** Begin DATA IN THIS EXERCISE **
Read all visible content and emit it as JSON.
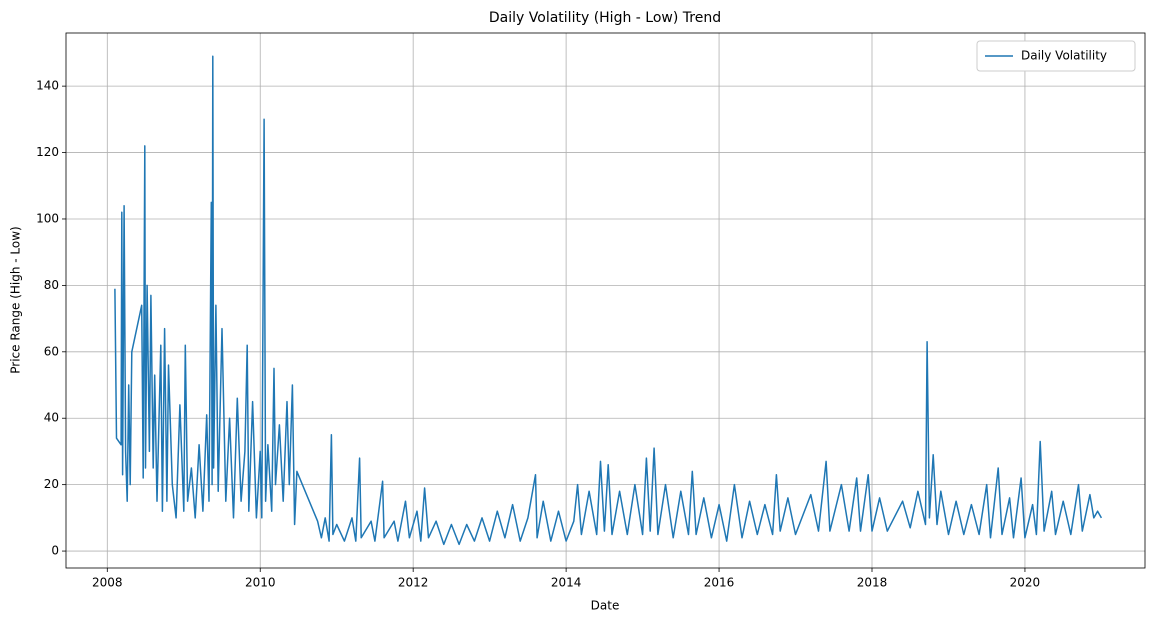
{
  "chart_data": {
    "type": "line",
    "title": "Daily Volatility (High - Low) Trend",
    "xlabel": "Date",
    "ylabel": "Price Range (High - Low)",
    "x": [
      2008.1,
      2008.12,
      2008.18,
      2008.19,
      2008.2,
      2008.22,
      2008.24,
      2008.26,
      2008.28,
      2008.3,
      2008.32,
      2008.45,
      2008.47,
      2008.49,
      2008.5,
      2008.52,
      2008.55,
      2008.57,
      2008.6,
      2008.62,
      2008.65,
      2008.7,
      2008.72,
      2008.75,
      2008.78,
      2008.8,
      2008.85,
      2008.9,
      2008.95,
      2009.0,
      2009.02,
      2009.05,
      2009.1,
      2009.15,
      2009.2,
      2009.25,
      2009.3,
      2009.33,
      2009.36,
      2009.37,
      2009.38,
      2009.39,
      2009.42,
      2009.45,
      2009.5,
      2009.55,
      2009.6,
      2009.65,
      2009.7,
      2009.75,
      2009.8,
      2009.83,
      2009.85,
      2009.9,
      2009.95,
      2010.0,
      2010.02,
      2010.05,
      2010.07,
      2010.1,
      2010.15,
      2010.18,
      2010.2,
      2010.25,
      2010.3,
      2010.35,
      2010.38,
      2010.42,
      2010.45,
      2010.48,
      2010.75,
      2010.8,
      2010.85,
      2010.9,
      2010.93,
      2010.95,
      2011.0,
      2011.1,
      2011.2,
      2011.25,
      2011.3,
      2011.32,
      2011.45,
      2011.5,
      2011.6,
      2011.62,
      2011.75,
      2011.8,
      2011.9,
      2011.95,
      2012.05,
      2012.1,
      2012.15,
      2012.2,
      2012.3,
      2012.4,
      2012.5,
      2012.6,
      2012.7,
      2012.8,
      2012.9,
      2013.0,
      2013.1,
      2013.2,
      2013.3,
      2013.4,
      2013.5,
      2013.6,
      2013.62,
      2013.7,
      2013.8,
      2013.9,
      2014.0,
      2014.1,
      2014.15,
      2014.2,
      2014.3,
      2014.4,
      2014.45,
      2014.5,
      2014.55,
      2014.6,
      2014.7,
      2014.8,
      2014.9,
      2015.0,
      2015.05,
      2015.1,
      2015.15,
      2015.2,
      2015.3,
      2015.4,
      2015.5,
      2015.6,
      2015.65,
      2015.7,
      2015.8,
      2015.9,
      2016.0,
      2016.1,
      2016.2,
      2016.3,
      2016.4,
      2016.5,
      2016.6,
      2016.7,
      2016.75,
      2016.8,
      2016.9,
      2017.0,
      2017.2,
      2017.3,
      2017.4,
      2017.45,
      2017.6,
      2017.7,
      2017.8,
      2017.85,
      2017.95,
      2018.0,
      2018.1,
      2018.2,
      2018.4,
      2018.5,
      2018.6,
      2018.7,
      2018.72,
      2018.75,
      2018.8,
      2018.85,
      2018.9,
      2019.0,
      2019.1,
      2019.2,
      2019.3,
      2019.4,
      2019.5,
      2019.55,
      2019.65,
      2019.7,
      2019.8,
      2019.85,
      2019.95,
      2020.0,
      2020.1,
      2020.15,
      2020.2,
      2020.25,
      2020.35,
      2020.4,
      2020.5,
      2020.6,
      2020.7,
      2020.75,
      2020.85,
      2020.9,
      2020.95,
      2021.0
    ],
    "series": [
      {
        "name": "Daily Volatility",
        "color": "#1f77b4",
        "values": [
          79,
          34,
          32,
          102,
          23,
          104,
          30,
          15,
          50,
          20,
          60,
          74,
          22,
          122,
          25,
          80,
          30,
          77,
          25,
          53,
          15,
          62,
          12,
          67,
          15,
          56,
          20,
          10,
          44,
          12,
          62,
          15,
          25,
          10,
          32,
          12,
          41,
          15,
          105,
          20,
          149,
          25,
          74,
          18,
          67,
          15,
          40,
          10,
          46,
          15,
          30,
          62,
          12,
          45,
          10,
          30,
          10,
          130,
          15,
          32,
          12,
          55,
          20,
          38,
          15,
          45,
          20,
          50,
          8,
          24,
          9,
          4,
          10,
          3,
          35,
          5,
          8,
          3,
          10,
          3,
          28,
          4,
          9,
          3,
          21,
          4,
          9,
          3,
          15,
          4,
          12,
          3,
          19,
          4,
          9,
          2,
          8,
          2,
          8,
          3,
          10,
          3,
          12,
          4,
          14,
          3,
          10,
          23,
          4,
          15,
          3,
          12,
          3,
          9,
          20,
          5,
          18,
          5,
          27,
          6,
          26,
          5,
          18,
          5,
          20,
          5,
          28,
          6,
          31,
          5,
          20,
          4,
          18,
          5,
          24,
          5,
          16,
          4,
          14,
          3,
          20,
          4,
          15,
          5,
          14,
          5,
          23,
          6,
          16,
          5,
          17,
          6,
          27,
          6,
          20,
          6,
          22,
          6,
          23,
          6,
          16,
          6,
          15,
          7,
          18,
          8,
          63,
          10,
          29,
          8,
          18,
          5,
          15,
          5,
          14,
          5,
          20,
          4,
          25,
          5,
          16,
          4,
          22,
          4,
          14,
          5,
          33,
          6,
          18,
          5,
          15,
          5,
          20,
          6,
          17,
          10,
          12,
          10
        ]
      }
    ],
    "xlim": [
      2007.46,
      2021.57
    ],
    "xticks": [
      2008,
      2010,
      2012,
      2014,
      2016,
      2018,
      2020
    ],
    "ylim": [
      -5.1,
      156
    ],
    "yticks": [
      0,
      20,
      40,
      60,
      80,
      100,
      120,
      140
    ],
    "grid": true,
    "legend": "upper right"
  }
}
** End DATA IN THIS EXERCISE **
** Begin DATA IN THIS EXERCISE **
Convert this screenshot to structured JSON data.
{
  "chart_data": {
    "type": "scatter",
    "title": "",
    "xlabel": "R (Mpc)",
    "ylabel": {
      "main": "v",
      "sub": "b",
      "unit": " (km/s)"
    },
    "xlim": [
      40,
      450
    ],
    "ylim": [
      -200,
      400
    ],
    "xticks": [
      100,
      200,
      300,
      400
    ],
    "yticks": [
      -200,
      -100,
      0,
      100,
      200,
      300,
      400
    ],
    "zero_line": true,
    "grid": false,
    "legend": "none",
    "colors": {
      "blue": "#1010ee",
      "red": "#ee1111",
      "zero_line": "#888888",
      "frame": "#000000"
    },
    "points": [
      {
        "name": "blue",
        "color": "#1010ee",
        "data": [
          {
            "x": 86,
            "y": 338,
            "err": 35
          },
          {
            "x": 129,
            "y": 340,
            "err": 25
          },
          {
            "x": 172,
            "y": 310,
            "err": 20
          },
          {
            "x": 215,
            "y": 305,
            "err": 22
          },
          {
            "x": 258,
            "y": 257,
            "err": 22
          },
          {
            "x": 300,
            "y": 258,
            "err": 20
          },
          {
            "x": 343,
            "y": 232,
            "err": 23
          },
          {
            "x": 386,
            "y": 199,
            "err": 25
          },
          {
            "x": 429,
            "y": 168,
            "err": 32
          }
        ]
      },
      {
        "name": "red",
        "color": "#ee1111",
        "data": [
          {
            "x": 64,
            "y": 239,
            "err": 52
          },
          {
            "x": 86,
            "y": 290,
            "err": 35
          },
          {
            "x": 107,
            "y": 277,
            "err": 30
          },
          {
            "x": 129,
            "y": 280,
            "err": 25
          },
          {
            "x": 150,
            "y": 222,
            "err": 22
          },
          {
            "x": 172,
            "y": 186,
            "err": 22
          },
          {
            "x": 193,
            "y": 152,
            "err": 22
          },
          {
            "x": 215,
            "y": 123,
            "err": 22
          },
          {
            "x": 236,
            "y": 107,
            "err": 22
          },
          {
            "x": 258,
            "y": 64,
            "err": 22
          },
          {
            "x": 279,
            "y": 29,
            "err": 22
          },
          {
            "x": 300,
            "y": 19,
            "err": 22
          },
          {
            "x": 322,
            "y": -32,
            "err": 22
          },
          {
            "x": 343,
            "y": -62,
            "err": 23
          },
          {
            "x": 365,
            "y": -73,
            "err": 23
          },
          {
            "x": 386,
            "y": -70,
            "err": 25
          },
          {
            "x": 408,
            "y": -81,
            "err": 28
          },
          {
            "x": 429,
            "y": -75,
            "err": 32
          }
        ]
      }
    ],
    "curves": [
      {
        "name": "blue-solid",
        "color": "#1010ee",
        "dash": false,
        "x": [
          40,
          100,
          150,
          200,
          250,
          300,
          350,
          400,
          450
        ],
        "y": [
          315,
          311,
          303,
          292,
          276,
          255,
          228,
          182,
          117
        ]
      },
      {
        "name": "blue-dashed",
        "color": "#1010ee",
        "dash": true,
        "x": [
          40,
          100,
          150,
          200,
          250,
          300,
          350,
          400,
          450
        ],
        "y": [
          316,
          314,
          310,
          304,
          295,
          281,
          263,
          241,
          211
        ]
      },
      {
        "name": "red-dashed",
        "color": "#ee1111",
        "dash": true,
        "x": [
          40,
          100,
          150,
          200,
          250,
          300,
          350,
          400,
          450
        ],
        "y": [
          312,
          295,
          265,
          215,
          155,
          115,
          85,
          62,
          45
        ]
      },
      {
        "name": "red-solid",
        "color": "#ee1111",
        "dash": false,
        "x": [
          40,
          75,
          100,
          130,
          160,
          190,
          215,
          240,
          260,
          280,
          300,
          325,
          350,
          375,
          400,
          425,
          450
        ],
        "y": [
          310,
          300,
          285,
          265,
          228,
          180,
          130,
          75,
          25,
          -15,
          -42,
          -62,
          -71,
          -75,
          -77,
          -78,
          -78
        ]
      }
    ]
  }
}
** End DATA IN THIS EXERCISE **
** Begin DATA IN THIS EXERCISE **
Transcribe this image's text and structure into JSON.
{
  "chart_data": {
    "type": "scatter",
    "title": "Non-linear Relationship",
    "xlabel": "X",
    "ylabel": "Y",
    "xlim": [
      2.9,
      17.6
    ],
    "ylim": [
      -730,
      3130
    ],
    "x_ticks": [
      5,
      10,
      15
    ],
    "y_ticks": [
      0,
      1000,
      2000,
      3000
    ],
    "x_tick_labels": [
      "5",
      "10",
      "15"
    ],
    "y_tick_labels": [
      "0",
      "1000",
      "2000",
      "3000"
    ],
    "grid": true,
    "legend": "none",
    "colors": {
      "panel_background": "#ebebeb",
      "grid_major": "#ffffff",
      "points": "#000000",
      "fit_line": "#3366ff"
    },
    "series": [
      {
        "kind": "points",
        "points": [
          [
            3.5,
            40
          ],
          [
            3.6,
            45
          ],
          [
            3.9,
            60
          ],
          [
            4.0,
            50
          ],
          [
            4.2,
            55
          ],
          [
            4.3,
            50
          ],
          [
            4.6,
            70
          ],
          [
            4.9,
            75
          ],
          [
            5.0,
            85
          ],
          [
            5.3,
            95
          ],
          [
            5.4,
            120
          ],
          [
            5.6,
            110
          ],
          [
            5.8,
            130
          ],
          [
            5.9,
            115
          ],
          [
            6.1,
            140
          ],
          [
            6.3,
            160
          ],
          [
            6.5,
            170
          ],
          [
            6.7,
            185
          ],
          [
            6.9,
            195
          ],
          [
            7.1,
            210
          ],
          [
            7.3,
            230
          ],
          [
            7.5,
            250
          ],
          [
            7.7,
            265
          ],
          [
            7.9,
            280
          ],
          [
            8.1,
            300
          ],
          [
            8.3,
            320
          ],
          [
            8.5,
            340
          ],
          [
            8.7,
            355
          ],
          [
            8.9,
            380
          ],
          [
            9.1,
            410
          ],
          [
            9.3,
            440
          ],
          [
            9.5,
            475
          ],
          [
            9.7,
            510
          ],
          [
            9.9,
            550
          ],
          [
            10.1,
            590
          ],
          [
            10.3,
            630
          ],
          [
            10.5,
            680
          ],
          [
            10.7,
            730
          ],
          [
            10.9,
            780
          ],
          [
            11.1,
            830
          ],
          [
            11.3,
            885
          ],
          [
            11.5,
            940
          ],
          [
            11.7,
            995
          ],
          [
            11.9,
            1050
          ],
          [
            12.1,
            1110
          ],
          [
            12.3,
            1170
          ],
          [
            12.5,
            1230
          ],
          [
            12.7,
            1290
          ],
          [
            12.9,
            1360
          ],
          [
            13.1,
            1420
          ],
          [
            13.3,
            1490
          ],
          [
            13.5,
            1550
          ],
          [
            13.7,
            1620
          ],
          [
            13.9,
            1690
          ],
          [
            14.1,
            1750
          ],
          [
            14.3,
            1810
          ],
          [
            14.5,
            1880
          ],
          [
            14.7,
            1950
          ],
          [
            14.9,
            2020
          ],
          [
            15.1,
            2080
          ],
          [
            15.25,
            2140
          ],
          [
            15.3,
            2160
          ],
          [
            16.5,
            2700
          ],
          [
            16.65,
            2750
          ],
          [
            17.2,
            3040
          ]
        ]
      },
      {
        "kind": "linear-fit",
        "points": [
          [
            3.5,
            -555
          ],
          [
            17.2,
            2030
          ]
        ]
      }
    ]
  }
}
** End DATA IN THIS EXERCISE **
Copy out every line from the material above in which the word "points" appears.

    "points": [
      "points": "#000000",
        "kind": "points",
        "points": [
        "points": [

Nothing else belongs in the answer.